## EXERCISE OBJECTIVE
Only lines with the word "Bayerisches" belong in the answer; copy them from the records below.

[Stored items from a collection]
::::
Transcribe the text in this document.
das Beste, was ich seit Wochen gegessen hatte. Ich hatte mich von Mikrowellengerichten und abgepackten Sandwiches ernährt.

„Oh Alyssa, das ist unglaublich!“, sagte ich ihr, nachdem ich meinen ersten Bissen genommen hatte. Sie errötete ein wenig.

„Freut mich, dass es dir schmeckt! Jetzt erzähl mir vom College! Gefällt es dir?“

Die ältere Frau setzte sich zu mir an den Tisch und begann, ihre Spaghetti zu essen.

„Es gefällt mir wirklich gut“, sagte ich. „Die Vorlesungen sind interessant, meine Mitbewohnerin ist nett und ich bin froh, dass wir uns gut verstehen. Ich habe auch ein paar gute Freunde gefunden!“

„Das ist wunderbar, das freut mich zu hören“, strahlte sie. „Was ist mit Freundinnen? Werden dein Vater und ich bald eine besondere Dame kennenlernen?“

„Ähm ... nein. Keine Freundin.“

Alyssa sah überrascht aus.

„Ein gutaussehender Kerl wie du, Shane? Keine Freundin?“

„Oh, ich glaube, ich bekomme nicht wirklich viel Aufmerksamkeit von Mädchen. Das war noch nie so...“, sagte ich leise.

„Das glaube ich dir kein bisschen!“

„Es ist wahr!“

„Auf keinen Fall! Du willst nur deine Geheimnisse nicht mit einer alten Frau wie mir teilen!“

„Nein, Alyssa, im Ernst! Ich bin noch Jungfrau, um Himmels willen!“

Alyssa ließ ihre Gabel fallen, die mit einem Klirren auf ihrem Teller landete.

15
::::
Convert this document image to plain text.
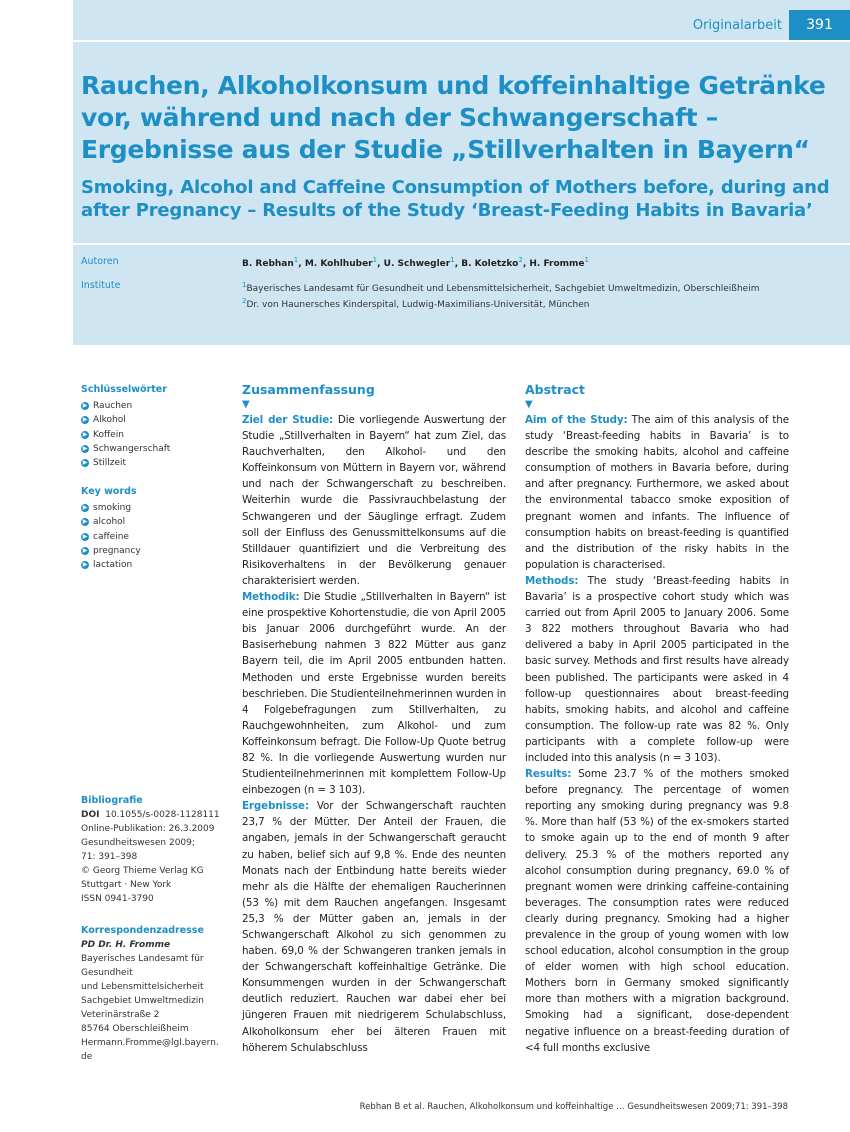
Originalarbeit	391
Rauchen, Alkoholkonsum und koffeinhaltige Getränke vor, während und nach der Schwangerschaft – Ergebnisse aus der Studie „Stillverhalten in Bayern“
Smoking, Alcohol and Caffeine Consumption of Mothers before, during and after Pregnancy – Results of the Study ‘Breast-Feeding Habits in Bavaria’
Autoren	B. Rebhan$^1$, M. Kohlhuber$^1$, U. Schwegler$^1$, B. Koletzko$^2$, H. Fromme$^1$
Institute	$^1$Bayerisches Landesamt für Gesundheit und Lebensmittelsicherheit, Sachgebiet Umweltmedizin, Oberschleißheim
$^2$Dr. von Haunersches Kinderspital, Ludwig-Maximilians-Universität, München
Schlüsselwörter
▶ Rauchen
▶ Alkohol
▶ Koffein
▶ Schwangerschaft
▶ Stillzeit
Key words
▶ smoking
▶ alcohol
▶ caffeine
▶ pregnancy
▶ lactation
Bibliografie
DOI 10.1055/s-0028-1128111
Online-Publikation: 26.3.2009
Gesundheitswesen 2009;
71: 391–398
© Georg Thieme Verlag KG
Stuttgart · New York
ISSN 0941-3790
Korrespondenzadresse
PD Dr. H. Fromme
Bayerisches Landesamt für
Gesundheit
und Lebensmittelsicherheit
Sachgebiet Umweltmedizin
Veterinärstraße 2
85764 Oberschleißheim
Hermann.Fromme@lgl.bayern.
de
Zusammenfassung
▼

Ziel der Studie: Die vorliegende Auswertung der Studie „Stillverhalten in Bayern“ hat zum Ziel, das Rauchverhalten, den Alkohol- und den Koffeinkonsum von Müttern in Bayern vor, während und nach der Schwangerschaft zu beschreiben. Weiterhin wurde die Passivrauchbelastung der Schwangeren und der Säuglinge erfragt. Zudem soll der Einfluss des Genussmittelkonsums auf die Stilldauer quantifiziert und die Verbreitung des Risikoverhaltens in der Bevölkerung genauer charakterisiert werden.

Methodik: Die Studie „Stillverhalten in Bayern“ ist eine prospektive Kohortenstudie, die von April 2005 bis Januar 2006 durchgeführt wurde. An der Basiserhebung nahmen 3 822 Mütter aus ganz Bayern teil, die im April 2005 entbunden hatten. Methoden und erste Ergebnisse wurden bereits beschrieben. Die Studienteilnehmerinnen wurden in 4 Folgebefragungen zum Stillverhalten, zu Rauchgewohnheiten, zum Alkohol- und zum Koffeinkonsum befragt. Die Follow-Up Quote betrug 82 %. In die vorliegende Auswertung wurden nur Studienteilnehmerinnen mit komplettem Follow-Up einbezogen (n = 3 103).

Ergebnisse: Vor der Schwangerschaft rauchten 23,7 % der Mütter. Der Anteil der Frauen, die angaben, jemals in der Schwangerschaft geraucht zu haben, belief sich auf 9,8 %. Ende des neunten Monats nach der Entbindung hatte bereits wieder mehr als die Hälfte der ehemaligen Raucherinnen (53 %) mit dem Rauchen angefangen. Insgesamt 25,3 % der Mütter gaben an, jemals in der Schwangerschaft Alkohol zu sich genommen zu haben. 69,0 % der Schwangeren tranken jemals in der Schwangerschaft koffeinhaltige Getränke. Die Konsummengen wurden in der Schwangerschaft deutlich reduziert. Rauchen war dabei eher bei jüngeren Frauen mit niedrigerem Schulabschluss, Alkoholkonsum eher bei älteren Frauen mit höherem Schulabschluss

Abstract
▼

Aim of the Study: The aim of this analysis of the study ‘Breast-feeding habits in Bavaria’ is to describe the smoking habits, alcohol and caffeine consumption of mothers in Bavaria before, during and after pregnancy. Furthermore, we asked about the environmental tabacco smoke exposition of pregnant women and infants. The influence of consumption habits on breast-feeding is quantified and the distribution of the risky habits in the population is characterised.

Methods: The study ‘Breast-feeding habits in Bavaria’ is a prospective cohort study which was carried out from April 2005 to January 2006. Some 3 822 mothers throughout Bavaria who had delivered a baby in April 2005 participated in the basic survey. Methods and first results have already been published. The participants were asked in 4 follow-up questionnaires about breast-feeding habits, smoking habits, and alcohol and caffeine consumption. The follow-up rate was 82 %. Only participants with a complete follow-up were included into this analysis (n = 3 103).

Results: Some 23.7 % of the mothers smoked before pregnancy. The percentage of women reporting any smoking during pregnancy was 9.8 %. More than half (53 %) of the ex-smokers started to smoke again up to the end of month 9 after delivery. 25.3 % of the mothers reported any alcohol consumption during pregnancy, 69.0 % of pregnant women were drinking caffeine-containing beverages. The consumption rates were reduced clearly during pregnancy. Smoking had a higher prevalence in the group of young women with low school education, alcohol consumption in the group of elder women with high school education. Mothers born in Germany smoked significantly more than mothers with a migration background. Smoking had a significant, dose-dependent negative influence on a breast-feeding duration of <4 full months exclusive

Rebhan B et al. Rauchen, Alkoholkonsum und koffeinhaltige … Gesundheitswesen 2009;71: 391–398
::::
## SOLUTION TO THIS EXERCISE
Institute	$^1$Bayerisches Landesamt für Gesundheit und Lebensmittelsicherheit, Sachgebiet Umweltmedizin, Oberschleißheim
Bayerisches Landesamt für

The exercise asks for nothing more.